What is required |
Can you pull out each line of the data below that includes the word "avatar"?
====
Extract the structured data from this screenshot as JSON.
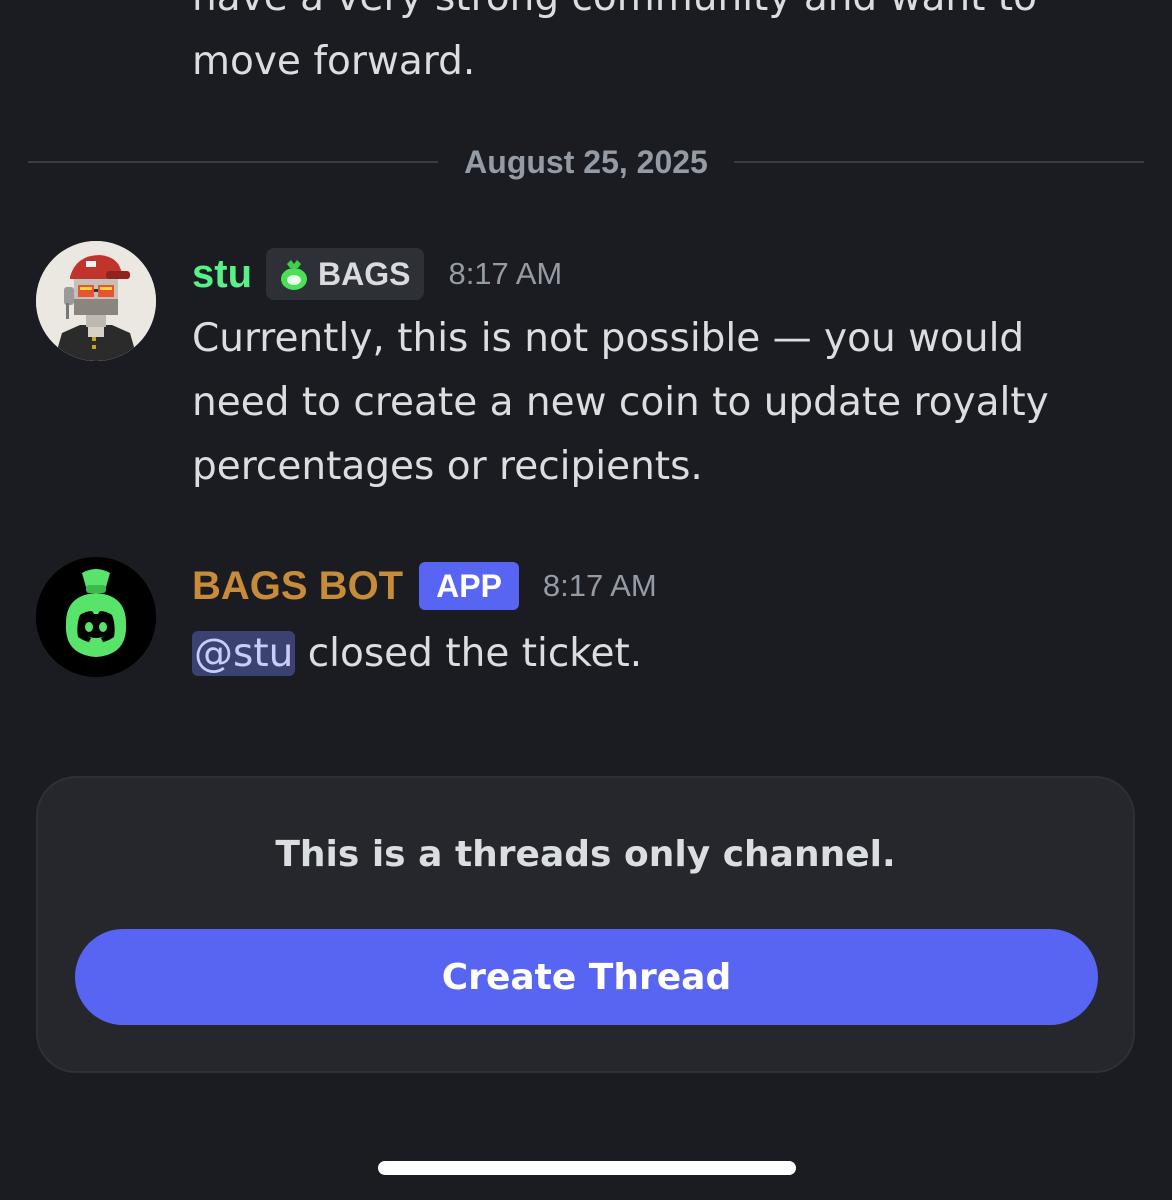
{
  "previous_message": {
    "text": "have a very strong community and want to move forward."
  },
  "date_divider": "August 25, 2025",
  "messages": [
    {
      "author": "stu",
      "author_color": "#57f287",
      "role_tag": "BAGS",
      "time": "8:17 AM",
      "text": "Currently, this is not possible — you would need to create a new coin to update royalty percentages or recipients."
    },
    {
      "author": "BAGS BOT",
      "author_color": "#c88b3a",
      "badge": "APP",
      "time": "8:17 AM",
      "mention": "@stu",
      "text": " closed the ticket."
    }
  ],
  "thread_card": {
    "notice": "This is a threads only channel.",
    "button_label": "Create Thread"
  },
  "icons": {
    "stu_avatar": "pixel-art-character-avatar",
    "bot_avatar": "money-bag-discord-logo-avatar",
    "role_icon": "green-money-bag-icon"
  },
  "colors": {
    "background": "#1b1c21",
    "accent": "#5865f2",
    "card": "#26272d"
  }
}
====
Written response |
    "stu_avatar": "pixel-art-character-avatar",
    "bot_avatar": "money-bag-discord-logo-avatar",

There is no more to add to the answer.